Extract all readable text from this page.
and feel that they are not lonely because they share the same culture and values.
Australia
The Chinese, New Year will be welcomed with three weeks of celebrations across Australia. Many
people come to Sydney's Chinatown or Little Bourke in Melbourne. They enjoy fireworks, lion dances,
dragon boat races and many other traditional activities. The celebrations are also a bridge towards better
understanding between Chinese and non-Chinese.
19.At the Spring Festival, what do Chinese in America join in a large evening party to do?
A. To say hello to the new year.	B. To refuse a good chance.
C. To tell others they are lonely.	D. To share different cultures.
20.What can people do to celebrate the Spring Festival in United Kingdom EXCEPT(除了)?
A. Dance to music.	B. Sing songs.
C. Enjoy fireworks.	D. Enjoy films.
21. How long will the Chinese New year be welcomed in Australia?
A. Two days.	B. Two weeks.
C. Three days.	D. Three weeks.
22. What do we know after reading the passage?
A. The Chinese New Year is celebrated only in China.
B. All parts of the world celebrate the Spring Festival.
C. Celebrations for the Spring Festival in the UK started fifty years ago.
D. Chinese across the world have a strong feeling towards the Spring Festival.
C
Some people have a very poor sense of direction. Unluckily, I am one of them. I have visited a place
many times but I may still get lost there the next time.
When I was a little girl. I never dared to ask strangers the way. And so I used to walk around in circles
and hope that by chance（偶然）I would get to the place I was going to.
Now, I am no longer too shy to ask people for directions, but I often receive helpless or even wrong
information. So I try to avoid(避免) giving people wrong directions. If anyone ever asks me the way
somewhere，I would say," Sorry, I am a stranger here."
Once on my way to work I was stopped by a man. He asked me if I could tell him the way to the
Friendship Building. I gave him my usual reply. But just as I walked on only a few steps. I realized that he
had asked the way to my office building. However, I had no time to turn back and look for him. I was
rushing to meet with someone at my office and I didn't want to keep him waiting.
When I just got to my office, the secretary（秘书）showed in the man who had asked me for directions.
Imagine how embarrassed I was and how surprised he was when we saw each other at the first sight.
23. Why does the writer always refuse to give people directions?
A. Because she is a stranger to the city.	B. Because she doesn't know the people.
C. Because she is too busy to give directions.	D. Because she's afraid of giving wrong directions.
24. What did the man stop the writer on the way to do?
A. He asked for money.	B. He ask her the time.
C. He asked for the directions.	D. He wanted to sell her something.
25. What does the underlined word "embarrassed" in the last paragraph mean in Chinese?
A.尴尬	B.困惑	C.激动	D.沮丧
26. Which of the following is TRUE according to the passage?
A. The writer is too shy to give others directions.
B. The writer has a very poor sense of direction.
━━━━━━━━━━━━━━━━━━━━
WRITTEN TASK
Quote the data above in full, changing nothing.

FINAL RESULT
Extract all readable text from this page.
and feel that they are not lonely because they share the same culture and values.
Australia
The Chinese, New Year will be welcomed with three weeks of celebrations across Australia. Many
people come to Sydney's Chinatown or Little Bourke in Melbourne. They enjoy fireworks, lion dances,
dragon boat races and many other traditional activities. The celebrations are also a bridge towards better
understanding between Chinese and non-Chinese.
19.At the Spring Festival, what do Chinese in America join in a large evening party to do?
A. To say hello to the new year.	B. To refuse a good chance.
C. To tell others they are lonely.	D. To share different cultures.
20.What can people do to celebrate the Spring Festival in United Kingdom EXCEPT(除了)?
A. Dance to music.	B. Sing songs.
C. Enjoy fireworks.	D. Enjoy films.
21. How long will the Chinese New year be welcomed in Australia?
A. Two days.	B. Two weeks.
C. Three days.	D. Three weeks.
22. What do we know after reading the passage?
A. The Chinese New Year is celebrated only in China.
B. All parts of the world celebrate the Spring Festival.
C. Celebrations for the Spring Festival in the UK started fifty years ago.
D. Chinese across the world have a strong feeling towards the Spring Festival.
C
Some people have a very poor sense of direction. Unluckily, I am one of them. I have visited a place
many times but I may still get lost there the next time.
When I was a little girl. I never dared to ask strangers the way. And so I used to walk around in circles
and hope that by chance（偶然）I would get to the place I was going to.
Now, I am no longer too shy to ask people for directions, but I often receive helpless or even wrong
information. So I try to avoid(避免) giving people wrong directions. If anyone ever asks me the way
somewhere，I would say," Sorry, I am a stranger here."
Once on my way to work I was stopped by a man. He asked me if I could tell him the way to the
Friendship Building. I gave him my usual reply. But just as I walked on only a few steps. I realized that he
had asked the way to my office building. However, I had no time to turn back and look for him. I was
rushing to meet with someone at my office and I didn't want to keep him waiting.
When I just got to my office, the secretary（秘书）showed in the man who had asked me for directions.
Imagine how embarrassed I was and how surprised he was when we saw each other at the first sight.
23. Why does the writer always refuse to give people directions?
A. Because she is a stranger to the city.	B. Because she doesn't know the people.
C. Because she is too busy to give directions.	D. Because she's afraid of giving wrong directions.
24. What did the man stop the writer on the way to do?
A. He asked for money.	B. He ask her the time.
C. He asked for the directions.	D. He wanted to sell her something.
25. What does the underlined word "embarrassed" in the last paragraph mean in Chinese?
A.尴尬	B.困惑	C.激动	D.沮丧
26. Which of the following is TRUE according to the passage?
A. The writer is too shy to give others directions.
B. The writer has a very poor sense of direction.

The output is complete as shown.